> _Task statement_:
Copy out all of the material exactly.

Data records

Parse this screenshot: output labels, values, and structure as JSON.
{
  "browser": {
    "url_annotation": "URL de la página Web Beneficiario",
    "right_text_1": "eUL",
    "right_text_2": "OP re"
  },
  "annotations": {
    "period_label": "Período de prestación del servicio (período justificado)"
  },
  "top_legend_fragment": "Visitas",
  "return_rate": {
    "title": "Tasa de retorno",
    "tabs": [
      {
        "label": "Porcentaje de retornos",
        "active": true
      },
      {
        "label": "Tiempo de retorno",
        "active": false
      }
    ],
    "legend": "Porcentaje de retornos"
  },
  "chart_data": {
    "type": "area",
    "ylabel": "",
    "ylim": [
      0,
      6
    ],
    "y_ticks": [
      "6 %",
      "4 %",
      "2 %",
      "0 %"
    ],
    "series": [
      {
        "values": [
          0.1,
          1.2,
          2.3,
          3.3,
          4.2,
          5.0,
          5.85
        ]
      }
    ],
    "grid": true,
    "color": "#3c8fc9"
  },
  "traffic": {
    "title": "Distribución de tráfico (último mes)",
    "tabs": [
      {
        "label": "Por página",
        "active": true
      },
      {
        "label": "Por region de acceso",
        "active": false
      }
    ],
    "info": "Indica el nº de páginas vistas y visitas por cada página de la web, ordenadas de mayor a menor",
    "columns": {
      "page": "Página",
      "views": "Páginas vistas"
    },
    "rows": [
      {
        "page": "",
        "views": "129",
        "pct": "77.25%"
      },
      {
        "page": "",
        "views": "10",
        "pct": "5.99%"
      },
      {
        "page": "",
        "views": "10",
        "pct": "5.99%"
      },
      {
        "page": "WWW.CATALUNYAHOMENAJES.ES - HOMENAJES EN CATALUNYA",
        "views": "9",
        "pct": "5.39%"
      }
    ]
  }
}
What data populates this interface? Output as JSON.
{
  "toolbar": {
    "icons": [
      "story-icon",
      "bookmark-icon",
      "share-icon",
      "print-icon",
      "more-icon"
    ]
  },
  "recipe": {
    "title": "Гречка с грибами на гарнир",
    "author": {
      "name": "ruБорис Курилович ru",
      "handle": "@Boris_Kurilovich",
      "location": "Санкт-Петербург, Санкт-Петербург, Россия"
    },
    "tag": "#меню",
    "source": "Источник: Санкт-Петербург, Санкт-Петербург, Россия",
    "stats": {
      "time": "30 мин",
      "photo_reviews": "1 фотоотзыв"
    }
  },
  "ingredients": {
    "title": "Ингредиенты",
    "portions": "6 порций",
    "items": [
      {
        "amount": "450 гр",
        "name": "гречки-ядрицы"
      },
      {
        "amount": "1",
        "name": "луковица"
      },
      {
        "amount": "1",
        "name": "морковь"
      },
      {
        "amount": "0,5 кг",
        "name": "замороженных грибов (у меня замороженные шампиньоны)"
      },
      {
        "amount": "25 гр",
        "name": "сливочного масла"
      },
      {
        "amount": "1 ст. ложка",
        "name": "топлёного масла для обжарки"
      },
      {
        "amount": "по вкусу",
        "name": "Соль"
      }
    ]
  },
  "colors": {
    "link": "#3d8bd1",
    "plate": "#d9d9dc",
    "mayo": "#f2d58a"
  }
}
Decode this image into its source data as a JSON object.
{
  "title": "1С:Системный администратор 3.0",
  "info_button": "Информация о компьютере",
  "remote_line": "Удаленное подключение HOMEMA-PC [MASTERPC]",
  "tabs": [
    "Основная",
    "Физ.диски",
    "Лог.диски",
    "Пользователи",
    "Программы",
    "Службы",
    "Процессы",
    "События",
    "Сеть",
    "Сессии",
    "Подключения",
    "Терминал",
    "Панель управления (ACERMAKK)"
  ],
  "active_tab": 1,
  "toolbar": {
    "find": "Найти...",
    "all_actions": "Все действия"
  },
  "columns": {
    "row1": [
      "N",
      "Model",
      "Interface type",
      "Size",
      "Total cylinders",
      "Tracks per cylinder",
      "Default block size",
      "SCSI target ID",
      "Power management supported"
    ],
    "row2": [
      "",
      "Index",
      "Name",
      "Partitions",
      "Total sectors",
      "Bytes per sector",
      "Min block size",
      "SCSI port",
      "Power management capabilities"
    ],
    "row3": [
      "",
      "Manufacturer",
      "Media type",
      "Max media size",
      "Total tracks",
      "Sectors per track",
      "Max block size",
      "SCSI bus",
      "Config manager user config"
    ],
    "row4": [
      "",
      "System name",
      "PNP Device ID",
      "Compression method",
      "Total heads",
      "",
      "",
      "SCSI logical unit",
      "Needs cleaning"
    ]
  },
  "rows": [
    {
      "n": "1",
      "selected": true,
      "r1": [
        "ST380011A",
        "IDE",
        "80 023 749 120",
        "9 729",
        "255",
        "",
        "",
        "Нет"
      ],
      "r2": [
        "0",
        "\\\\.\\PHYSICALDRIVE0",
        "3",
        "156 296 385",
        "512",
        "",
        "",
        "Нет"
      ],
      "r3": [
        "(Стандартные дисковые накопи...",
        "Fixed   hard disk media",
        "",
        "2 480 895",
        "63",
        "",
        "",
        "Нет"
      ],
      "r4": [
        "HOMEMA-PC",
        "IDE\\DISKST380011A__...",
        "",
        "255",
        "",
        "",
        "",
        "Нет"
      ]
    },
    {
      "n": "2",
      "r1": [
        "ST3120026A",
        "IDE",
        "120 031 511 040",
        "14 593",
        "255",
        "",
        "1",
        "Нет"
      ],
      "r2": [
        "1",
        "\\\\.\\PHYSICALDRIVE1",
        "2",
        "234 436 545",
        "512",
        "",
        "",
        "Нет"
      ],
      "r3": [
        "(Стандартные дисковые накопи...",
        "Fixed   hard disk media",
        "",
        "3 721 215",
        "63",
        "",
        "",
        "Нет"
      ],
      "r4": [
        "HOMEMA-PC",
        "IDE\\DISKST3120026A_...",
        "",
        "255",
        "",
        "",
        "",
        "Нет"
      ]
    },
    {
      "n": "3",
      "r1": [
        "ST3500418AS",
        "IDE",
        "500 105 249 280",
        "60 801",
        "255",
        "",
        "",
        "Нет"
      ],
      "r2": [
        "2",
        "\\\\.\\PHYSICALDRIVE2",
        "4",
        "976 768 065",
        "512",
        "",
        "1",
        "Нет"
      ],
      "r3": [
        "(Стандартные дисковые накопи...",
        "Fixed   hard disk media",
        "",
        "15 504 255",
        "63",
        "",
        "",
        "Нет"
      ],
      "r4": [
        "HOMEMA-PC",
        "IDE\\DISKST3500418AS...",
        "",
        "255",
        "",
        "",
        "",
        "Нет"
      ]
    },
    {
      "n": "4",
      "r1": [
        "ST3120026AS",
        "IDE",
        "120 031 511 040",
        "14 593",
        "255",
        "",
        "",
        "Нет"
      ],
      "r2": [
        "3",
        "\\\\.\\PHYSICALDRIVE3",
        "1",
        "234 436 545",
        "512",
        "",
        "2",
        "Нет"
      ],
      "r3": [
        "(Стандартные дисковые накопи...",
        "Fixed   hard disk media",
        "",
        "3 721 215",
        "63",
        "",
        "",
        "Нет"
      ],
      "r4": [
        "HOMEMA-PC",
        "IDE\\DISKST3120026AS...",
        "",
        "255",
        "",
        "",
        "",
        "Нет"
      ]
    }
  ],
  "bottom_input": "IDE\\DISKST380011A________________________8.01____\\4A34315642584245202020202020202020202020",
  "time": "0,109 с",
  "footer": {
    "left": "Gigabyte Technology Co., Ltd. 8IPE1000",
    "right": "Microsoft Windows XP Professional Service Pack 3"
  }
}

> _Complete output_:
Parse this screenshot: output labels, values, and structure as JSON.
{
  "browser": {
    "url_annotation": "URL de la página Web Beneficiario",
    "right_text_1": "eUL",
    "right_text_2": "OP re"
  },
  "annotations": {
    "period_label": "Período de prestación del servicio (período justificado)"
  },
  "top_legend_fragment": "Visitas",
  "return_rate": {
    "title": "Tasa de retorno",
    "tabs": [
      {
        "label": "Porcentaje de retornos",
        "active": true
      },
      {
        "label": "Tiempo de retorno",
        "active": false
      }
    ],
    "legend": "Porcentaje de retornos"
  },
  "chart_data": {
    "type": "area",
    "ylabel": "",
    "ylim": [
      0,
      6
    ],
    "y_ticks": [
      "6 %",
      "4 %",
      "2 %",
      "0 %"
    ],
    "series": [
      {
        "values": [
          0.1,
          1.2,
          2.3,
          3.3,
          4.2,
          5.0,
          5.85
        ]
      }
    ],
    "grid": true,
    "color": "#3c8fc9"
  },
  "traffic": {
    "title": "Distribución de tráfico (último mes)",
    "tabs": [
      {
        "label": "Por página",
        "active": true
      },
      {
        "label": "Por region de acceso",
        "active": false
      }
    ],
    "info": "Indica el nº de páginas vistas y visitas por cada página de la web, ordenadas de mayor a menor",
    "columns": {
      "page": "Página",
      "views": "Páginas vistas"
    },
    "rows": [
      {
        "page": "",
        "views": "129",
        "pct": "77.25%"
      },
      {
        "page": "",
        "views": "10",
        "pct": "5.99%"
      },
      {
        "page": "",
        "views": "10",
        "pct": "5.99%"
      },
      {
        "page": "WWW.CATALUNYAHOMENAJES.ES - HOMENAJES EN CATALUNYA",
        "views": "9",
        "pct": "5.39%"
      }
    ]
  }
}
What data populates this interface? Output as JSON.
{
  "toolbar": {
    "icons": [
      "story-icon",
      "bookmark-icon",
      "share-icon",
      "print-icon",
      "more-icon"
    ]
  },
  "recipe": {
    "title": "Гречка с грибами на гарнир",
    "author": {
      "name": "ruБорис Курилович ru",
      "handle": "@Boris_Kurilovich",
      "location": "Санкт-Петербург, Санкт-Петербург, Россия"
    },
    "tag": "#меню",
    "source": "Источник: Санкт-Петербург, Санкт-Петербург, Россия",
    "stats": {
      "time": "30 мин",
      "photo_reviews": "1 фотоотзыв"
    }
  },
  "ingredients": {
    "title": "Ингредиенты",
    "portions": "6 порций",
    "items": [
      {
        "amount": "450 гр",
        "name": "гречки-ядрицы"
      },
      {
        "amount": "1",
        "name": "луковица"
      },
      {
        "amount": "1",
        "name": "морковь"
      },
      {
        "amount": "0,5 кг",
        "name": "замороженных грибов (у меня замороженные шампиньоны)"
      },
      {
        "amount": "25 гр",
        "name": "сливочного масла"
      },
      {
        "amount": "1 ст. ложка",
        "name": "топлёного масла для обжарки"
      },
      {
        "amount": "по вкусу",
        "name": "Соль"
      }
    ]
  },
  "colors": {
    "link": "#3d8bd1",
    "plate": "#d9d9dc",
    "mayo": "#f2d58a"
  }
}
Decode this image into its source data as a JSON object.
{
  "title": "1С:Системный администратор 3.0",
  "info_button": "Информация о компьютере",
  "remote_line": "Удаленное подключение HOMEMA-PC [MASTERPC]",
  "tabs": [
    "Основная",
    "Физ.диски",
    "Лог.диски",
    "Пользователи",
    "Программы",
    "Службы",
    "Процессы",
    "События",
    "Сеть",
    "Сессии",
    "Подключения",
    "Терминал",
    "Панель управления (ACERMAKK)"
  ],
  "active_tab": 1,
  "toolbar": {
    "find": "Найти...",
    "all_actions": "Все действия"
  },
  "columns": {
    "row1": [
      "N",
      "Model",
      "Interface type",
      "Size",
      "Total cylinders",
      "Tracks per cylinder",
      "Default block size",
      "SCSI target ID",
      "Power management supported"
    ],
    "row2": [
      "",
      "Index",
      "Name",
      "Partitions",
      "Total sectors",
      "Bytes per sector",
      "Min block size",
      "SCSI port",
      "Power management capabilities"
    ],
    "row3": [
      "",
      "Manufacturer",
      "Media type",
      "Max media size",
      "Total tracks",
      "Sectors per track",
      "Max block size",
      "SCSI bus",
      "Config manager user config"
    ],
    "row4": [
      "",
      "System name",
      "PNP Device ID",
      "Compression method",
      "Total heads",
      "",
      "",
      "SCSI logical unit",
      "Needs cleaning"
    ]
  },
  "rows": [
    {
      "n": "1",
      "selected": true,
      "r1": [
        "ST380011A",
        "IDE",
        "80 023 749 120",
        "9 729",
        "255",
        "",
        "",
        "Нет"
      ],
      "r2": [
        "0",
        "\\\\.\\PHYSICALDRIVE0",
        "3",
        "156 296 385",
        "512",
        "",
        "",
        "Нет"
      ],
      "r3": [
        "(Стандартные дисковые накопи...",
        "Fixed   hard disk media",
        "",
        "2 480 895",
        "63",
        "",
        "",
        "Нет"
      ],
      "r4": [
        "HOMEMA-PC",
        "IDE\\DISKST380011A__...",
        "",
        "255",
        "",
        "",
        "",
        "Нет"
      ]
    },
    {
      "n": "2",
      "r1": [
        "ST3120026A",
        "IDE",
        "120 031 511 040",
        "14 593",
        "255",
        "",
        "1",
        "Нет"
      ],
      "r2": [
        "1",
        "\\\\.\\PHYSICALDRIVE1",
        "2",
        "234 436 545",
        "512",
        "",
        "",
        "Нет"
      ],
      "r3": [
        "(Стандартные дисковые накопи...",
        "Fixed   hard disk media",
        "",
        "3 721 215",
        "63",
        "",
        "",
        "Нет"
      ],
      "r4": [
        "HOMEMA-PC",
        "IDE\\DISKST3120026A_...",
        "",
        "255",
        "",
        "",
        "",
        "Нет"
      ]
    },
    {
      "n": "3",
      "r1": [
        "ST3500418AS",
        "IDE",
        "500 105 249 280",
        "60 801",
        "255",
        "",
        "",
        "Нет"
      ],
      "r2": [
        "2",
        "\\\\.\\PHYSICALDRIVE2",
        "4",
        "976 768 065",
        "512",
        "",
        "1",
        "Нет"
      ],
      "r3": [
        "(Стандартные дисковые накопи...",
        "Fixed   hard disk media",
        "",
        "15 504 255",
        "63",
        "",
        "",
        "Нет"
      ],
      "r4": [
        "HOMEMA-PC",
        "IDE\\DISKST3500418AS...",
        "",
        "255",
        "",
        "",
        "",
        "Нет"
      ]
    },
    {
      "n": "4",
      "r1": [
        "ST3120026AS",
        "IDE",
        "120 031 511 040",
        "14 593",
        "255",
        "",
        "",
        "Нет"
      ],
      "r2": [
        "3",
        "\\\\.\\PHYSICALDRIVE3",
        "1",
        "234 436 545",
        "512",
        "",
        "2",
        "Нет"
      ],
      "r3": [
        "(Стандартные дисковые накопи...",
        "Fixed   hard disk media",
        "",
        "3 721 215",
        "63",
        "",
        "",
        "Нет"
      ],
      "r4": [
        "HOMEMA-PC",
        "IDE\\DISKST3120026AS...",
        "",
        "255",
        "",
        "",
        "",
        "Нет"
      ]
    }
  ],
  "bottom_input": "IDE\\DISKST380011A________________________8.01____\\4A34315642584245202020202020202020202020",
  "time": "0,109 с",
  "footer": {
    "left": "Gigabyte Technology Co., Ltd. 8IPE1000",
    "right": "Microsoft Windows XP Professional Service Pack 3"
  }
}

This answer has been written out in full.